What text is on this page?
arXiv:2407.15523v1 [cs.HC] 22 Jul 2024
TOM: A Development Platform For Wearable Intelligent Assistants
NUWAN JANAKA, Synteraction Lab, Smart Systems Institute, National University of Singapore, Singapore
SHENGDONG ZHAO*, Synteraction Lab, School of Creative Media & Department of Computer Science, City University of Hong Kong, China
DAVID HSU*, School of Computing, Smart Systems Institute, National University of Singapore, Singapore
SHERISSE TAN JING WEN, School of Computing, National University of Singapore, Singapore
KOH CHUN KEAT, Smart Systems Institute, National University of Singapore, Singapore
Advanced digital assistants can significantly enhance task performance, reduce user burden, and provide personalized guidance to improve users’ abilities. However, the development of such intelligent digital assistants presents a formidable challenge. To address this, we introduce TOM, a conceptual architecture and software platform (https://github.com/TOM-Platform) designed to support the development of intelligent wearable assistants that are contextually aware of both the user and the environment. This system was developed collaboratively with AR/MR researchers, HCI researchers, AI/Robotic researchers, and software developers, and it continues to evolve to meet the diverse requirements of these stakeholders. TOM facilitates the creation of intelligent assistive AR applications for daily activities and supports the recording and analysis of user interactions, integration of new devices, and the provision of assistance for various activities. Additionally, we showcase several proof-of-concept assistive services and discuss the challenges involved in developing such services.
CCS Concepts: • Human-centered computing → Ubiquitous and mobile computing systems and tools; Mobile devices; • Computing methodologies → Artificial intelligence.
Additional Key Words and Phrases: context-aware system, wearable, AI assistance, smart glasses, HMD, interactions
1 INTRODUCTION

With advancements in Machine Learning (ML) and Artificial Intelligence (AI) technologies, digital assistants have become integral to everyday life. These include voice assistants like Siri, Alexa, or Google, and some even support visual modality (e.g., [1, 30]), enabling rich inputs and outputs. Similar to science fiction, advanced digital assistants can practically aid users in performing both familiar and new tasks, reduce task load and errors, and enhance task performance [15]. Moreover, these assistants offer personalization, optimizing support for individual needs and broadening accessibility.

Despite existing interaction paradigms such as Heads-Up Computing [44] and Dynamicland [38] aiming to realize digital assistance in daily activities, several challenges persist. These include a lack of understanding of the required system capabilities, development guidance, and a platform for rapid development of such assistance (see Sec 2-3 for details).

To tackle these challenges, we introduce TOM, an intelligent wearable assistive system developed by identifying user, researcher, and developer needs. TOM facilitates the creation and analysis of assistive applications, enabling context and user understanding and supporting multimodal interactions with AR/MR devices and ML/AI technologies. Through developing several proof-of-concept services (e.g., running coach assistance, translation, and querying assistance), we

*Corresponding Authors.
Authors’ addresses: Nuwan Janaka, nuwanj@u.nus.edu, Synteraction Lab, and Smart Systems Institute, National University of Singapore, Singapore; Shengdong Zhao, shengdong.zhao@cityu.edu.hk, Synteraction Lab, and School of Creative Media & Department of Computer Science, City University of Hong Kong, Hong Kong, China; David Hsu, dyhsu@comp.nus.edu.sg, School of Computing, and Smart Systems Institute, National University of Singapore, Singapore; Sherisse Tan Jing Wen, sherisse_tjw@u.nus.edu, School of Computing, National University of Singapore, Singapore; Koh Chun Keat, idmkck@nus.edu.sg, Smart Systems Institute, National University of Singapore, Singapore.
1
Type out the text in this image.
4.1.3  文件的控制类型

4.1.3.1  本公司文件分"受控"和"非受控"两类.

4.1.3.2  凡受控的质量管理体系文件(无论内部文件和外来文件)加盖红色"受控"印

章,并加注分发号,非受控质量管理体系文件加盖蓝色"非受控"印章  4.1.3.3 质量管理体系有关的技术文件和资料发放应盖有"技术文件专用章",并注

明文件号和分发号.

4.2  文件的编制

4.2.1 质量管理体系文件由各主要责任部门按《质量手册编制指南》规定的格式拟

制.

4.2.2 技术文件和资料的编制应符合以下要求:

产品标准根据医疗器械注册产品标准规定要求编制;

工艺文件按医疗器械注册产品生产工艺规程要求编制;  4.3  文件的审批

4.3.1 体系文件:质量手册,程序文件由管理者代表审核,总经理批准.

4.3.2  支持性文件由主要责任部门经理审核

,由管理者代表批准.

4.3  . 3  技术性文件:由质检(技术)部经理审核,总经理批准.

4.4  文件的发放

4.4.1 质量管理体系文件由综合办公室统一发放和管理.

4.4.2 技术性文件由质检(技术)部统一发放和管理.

> REQUEST: Only the number is needed: state how many lines in the listing contain "总经理批准".

> THE RESPONSE: 2